[ENTRIES SUPPLIED]:
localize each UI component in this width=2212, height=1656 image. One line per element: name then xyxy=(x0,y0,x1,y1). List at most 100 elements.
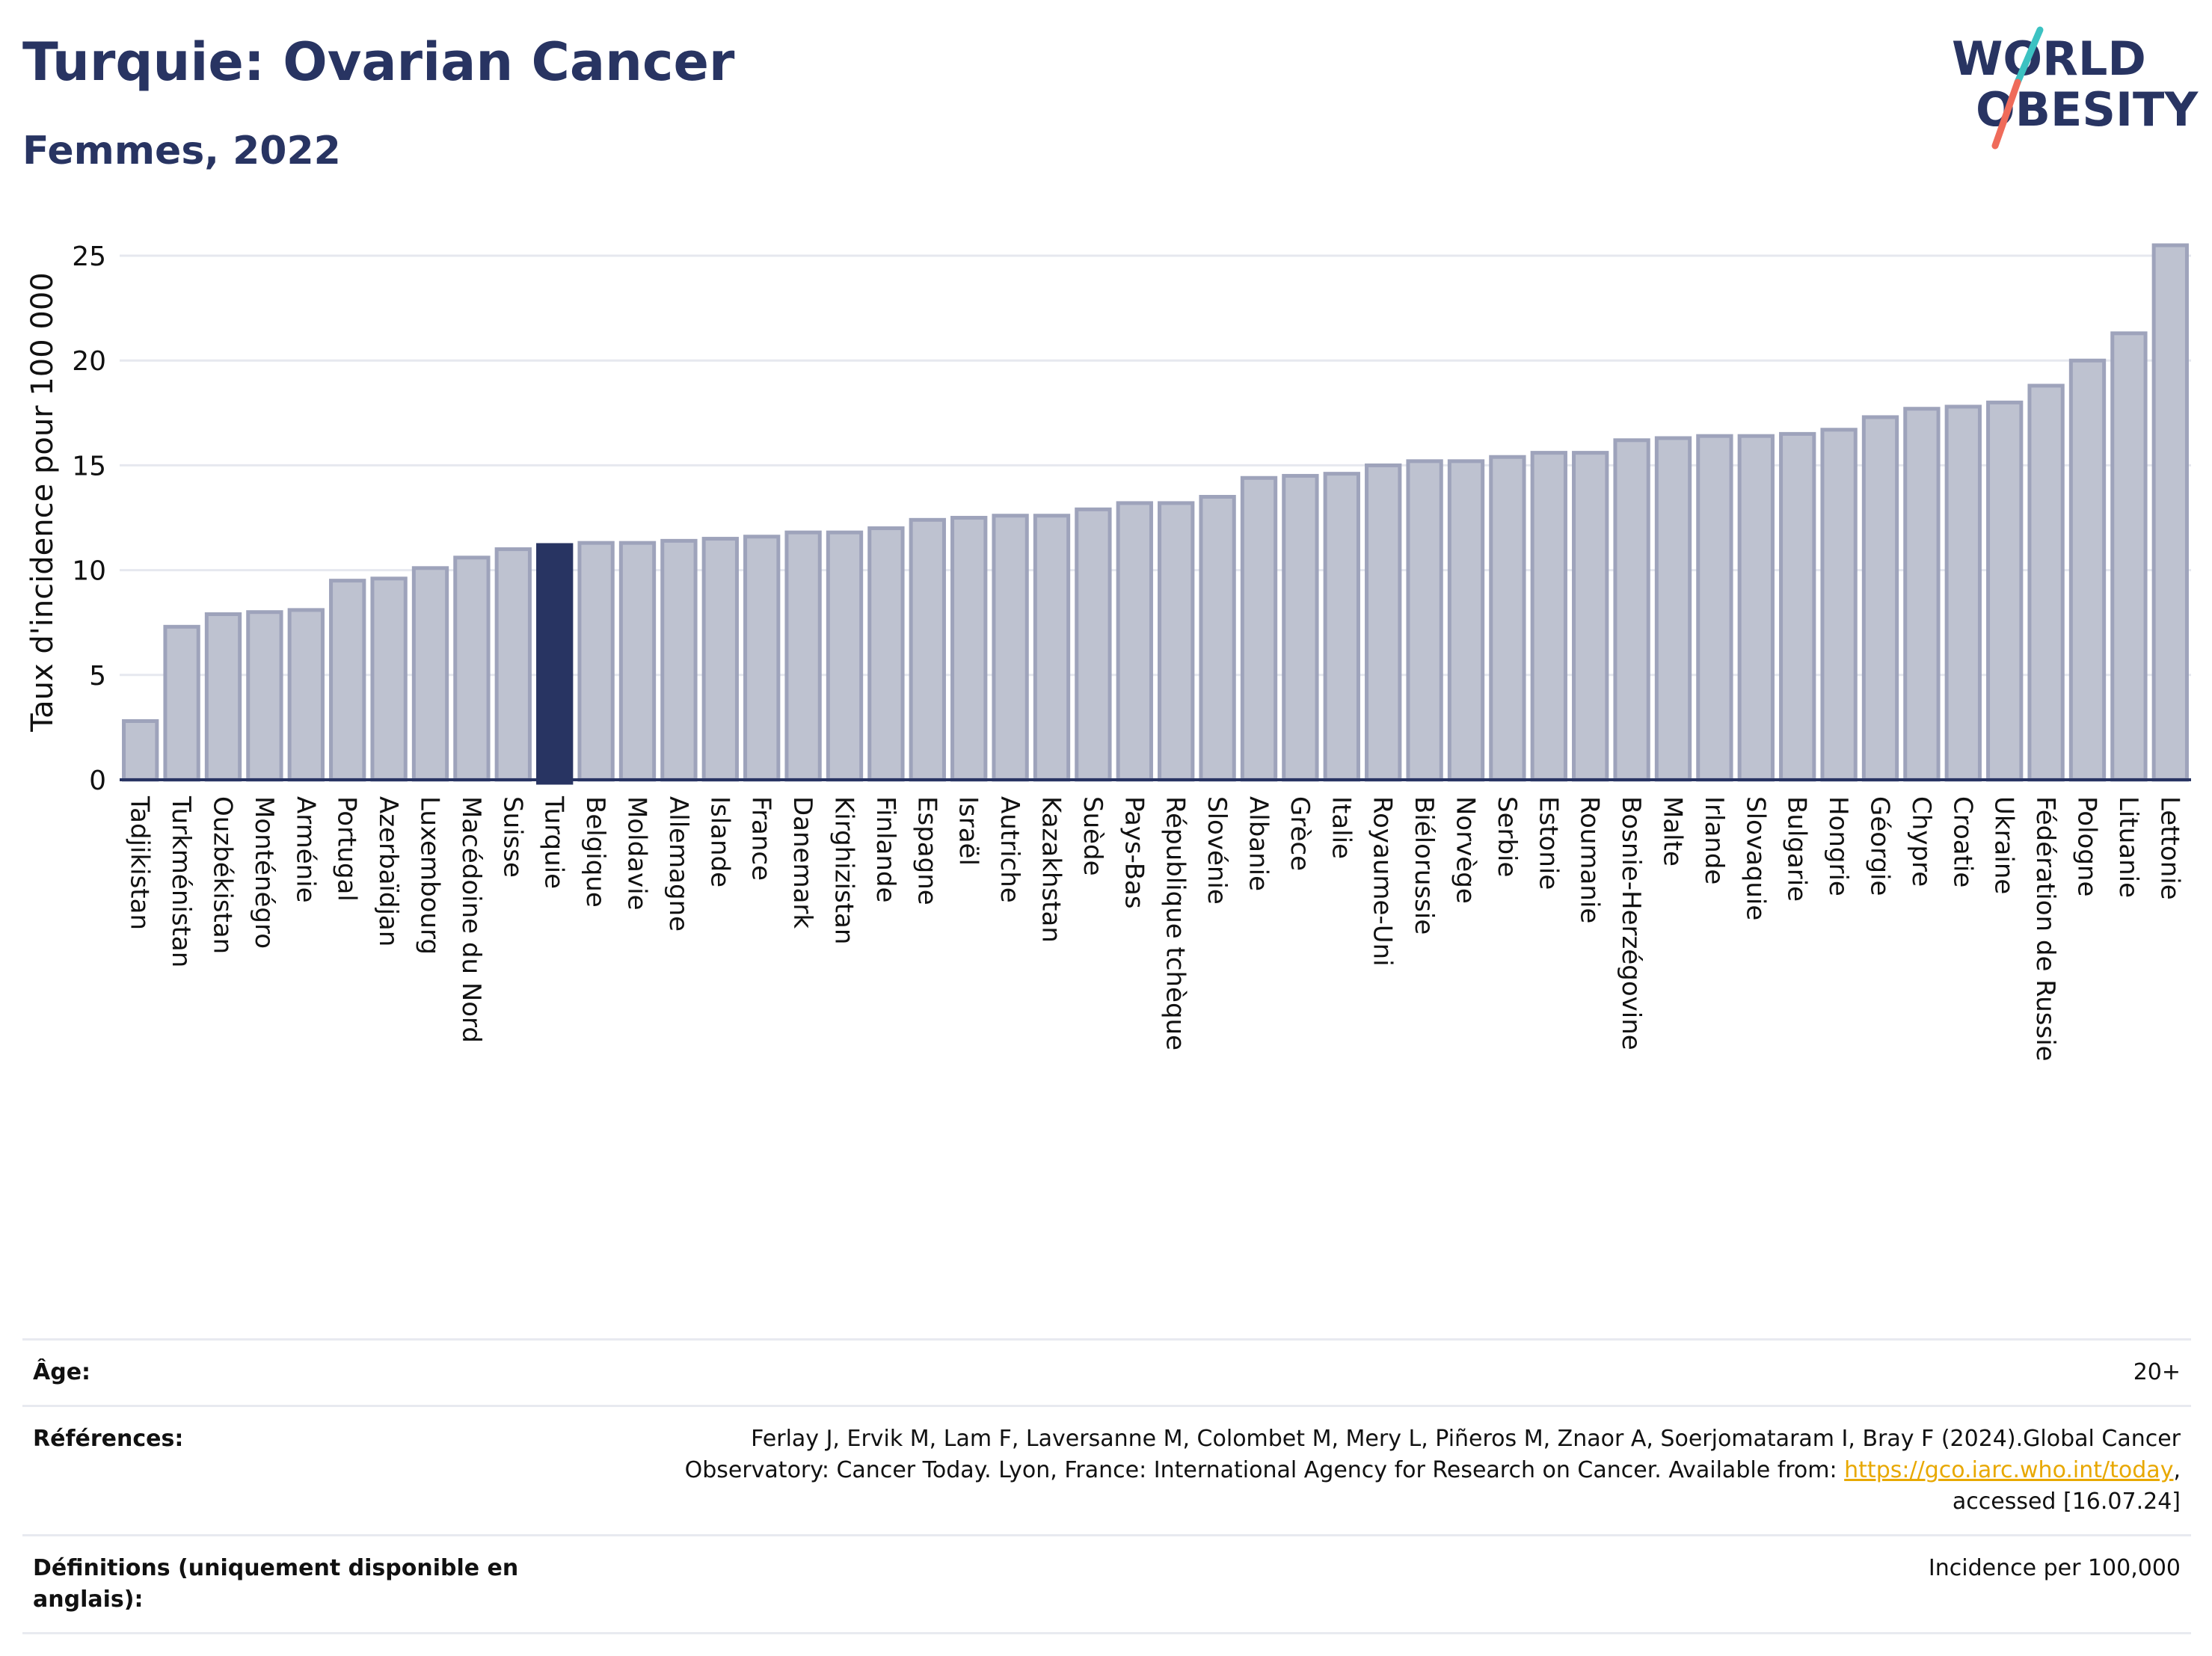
bar-chypre xyxy=(1903,407,1941,782)
x-tick-label: Luxembourg xyxy=(415,796,445,955)
bar-azerba-djan xyxy=(370,576,408,782)
bar-belgique xyxy=(577,541,615,782)
bar-bulgarie xyxy=(1779,431,1816,782)
x-tick-label: Serbie xyxy=(1492,796,1522,877)
bar-bosnie-herz-govine xyxy=(1613,438,1650,782)
bar-arm-nie xyxy=(287,608,325,782)
bar-autriche xyxy=(992,514,1029,782)
x-tick-label: Malte xyxy=(1658,796,1688,867)
x-tick-label: Espagne xyxy=(912,796,941,905)
x-tick-label: Slovénie xyxy=(1202,796,1232,905)
bar-norv-ge xyxy=(1447,459,1485,782)
x-tick-label: Royaume-Uni xyxy=(1368,796,1398,967)
bar-serbie xyxy=(1489,455,1526,782)
x-tick-label: Albanie xyxy=(1244,796,1274,891)
bar-f-d-ration-de-russie xyxy=(2027,384,2065,782)
x-tick-label: Hongrie xyxy=(1823,796,1853,896)
bar-croatie xyxy=(1944,404,1982,782)
y-tick-label: 15 xyxy=(72,451,106,481)
age-value: 20+ xyxy=(2133,1359,2181,1385)
x-tick-label: Biélorussie xyxy=(1409,796,1439,935)
bar-irlande xyxy=(1696,434,1733,782)
x-tick-label: Fédération de Russie xyxy=(2030,796,2060,1062)
references-value: Ferlay J, Ervik M, Lam F, Laversanne M, … xyxy=(610,1423,2181,1518)
bar-isra-l xyxy=(950,516,988,782)
bar-bi-lorussie xyxy=(1406,459,1443,782)
x-tick-label: Allemagne xyxy=(663,796,693,932)
x-tick-label: Suède xyxy=(1078,796,1107,876)
bar-pologne xyxy=(2068,358,2107,782)
info-row-age: Âge: 20+ xyxy=(22,1338,2191,1405)
info-row-references: Références: Ferlay J, Ervik M, Lam F, La… xyxy=(22,1405,2191,1534)
references-label: Références: xyxy=(33,1426,184,1452)
y-tick-label: 0 xyxy=(89,766,106,796)
x-tick-label: Moldavie xyxy=(622,796,652,911)
bar-slov-nie xyxy=(1199,494,1236,782)
bar-r-publique-tch-que xyxy=(1158,501,1195,782)
age-label: Âge: xyxy=(33,1359,91,1385)
bar-gr-ce xyxy=(1282,473,1319,782)
x-axis-labels: Tadjikistan Turkménistan Ouzbékistan Montén… xyxy=(125,795,2185,1062)
x-tick-label: Grèce xyxy=(1285,796,1315,871)
x-tick-label: Irlande xyxy=(1699,796,1729,884)
x-tick-label: Bulgarie xyxy=(1782,796,1812,902)
bar-turquie xyxy=(536,543,574,785)
references-link[interactable]: https://gco.iarc.who.int/today xyxy=(1844,1457,2174,1483)
x-tick-label: Lituanie xyxy=(2113,796,2143,898)
x-tick-label: Monténégro xyxy=(249,796,279,949)
references-text: Ferlay J, Ervik M, Lam F, Laversanne M, … xyxy=(684,1426,2181,1483)
x-tick-label: Portugal xyxy=(332,796,362,902)
x-tick-label: Islande xyxy=(704,796,734,887)
bar-mac-doine-du-nord xyxy=(453,555,491,782)
x-tick-label: Slovaquie xyxy=(1740,796,1770,920)
bar-lettonie xyxy=(2151,243,2189,782)
bar-espagne xyxy=(909,517,946,782)
x-tick-label: Turquie xyxy=(539,795,569,889)
bar-malte xyxy=(1654,436,1692,782)
x-tick-label: Estonie xyxy=(1533,796,1563,890)
bar-suisse xyxy=(494,547,532,782)
bar-kazakhstan xyxy=(1033,514,1071,782)
bar-luxembourg xyxy=(411,566,449,782)
x-tick-label: Kazakhstan xyxy=(1036,796,1066,943)
x-tick-label: Ukraine xyxy=(1989,796,2019,894)
bar-tadjikistan xyxy=(122,718,159,782)
x-tick-label: Ouzbékistan xyxy=(208,796,238,954)
x-tick-label: Tadjikistan xyxy=(125,795,155,930)
x-tick-label: Italie xyxy=(1326,796,1356,859)
y-axis-ticks: 0 5 10 15 20 25 xyxy=(72,241,106,796)
info-table: Âge: 20+ Références: Ferlay J, Ervik M, … xyxy=(22,1338,2191,1634)
definitions-value: Incidence per 100,000 xyxy=(1928,1555,2181,1581)
y-tick-label: 25 xyxy=(72,241,106,272)
bar-estonie xyxy=(1530,451,1567,782)
bar-g-orgie xyxy=(1861,415,1899,782)
bar-slovaquie xyxy=(1737,434,1775,782)
x-tick-label: Croatie xyxy=(1947,796,1977,887)
bar-danemark xyxy=(784,530,822,782)
bar-hongrie xyxy=(1820,428,1858,782)
x-tick-label: Kirghizistan xyxy=(829,796,859,944)
x-tick-label: Arménie xyxy=(290,796,320,903)
bar-pays-bas xyxy=(1116,501,1153,782)
x-tick-label: Pologne xyxy=(2072,796,2102,896)
bar-moldavie xyxy=(618,541,657,782)
bar-ouzb-kistan xyxy=(204,612,242,782)
x-tick-label: Belgique xyxy=(580,796,610,908)
x-tick-label: République tchèque xyxy=(1161,796,1191,1050)
x-tick-label: Autriche xyxy=(995,796,1024,903)
bar-lituanie xyxy=(2110,331,2148,782)
bars xyxy=(122,243,2189,785)
x-tick-label: Norvège xyxy=(1451,796,1481,904)
bar-islande xyxy=(701,537,739,782)
y-tick-label: 10 xyxy=(72,556,106,587)
x-tick-label: Azerbaïdjan xyxy=(373,796,403,946)
bar-italie xyxy=(1323,472,1360,782)
x-tick-label: Lettonie xyxy=(2154,796,2184,900)
info-row-definitions: Définitions (uniquement disponible en an… xyxy=(22,1534,2191,1634)
bar-ukraine xyxy=(1986,400,2024,782)
chart-subtitle: Femmes, 2022 xyxy=(22,129,341,173)
bar-finlande xyxy=(867,526,905,782)
bar-albanie xyxy=(1240,475,1278,782)
y-tick-label: 5 xyxy=(89,661,106,692)
x-tick-label: Suisse xyxy=(497,796,527,878)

[EXERCISE]: Copy the rows above word for word, beginning with the row that contains "bar-chypre xyxy=(1903,407,1941,782)" and continuing through the row that contains "x-tick-label: Fédération de", with both of those rows included.

[RESPONSE]:
bar-chypre xyxy=(1903,407,1941,782)
x-tick-label: Luxembourg xyxy=(415,796,445,955)
bar-azerba-djan xyxy=(370,576,408,782)
bar-belgique xyxy=(577,541,615,782)
bar-bulgarie xyxy=(1779,431,1816,782)
x-tick-label: Serbie xyxy=(1492,796,1522,877)
bar-bosnie-herz-govine xyxy=(1613,438,1650,782)
bar-arm-nie xyxy=(287,608,325,782)
bar-autriche xyxy=(992,514,1029,782)
x-tick-label: Malte xyxy=(1658,796,1688,867)
x-tick-label: Espagne xyxy=(912,796,941,905)
x-tick-label: Slovénie xyxy=(1202,796,1232,905)
bar-norv-ge xyxy=(1447,459,1485,782)
x-tick-label: Royaume-Uni xyxy=(1368,796,1398,967)
bar-serbie xyxy=(1489,455,1526,782)
x-tick-label: Albanie xyxy=(1244,796,1274,891)
bar-f-d-ration-de-russie xyxy=(2027,384,2065,782)
x-tick-label: Hongrie xyxy=(1823,796,1853,896)
bar-croatie xyxy=(1944,404,1982,782)
y-tick-label: 15 xyxy=(72,451,106,481)
age-value: 20+ xyxy=(2133,1359,2181,1385)
x-tick-label: Biélorussie xyxy=(1409,796,1439,935)
bar-irlande xyxy=(1696,434,1733,782)
x-tick-label: Fédération de Russie xyxy=(2030,796,2060,1062)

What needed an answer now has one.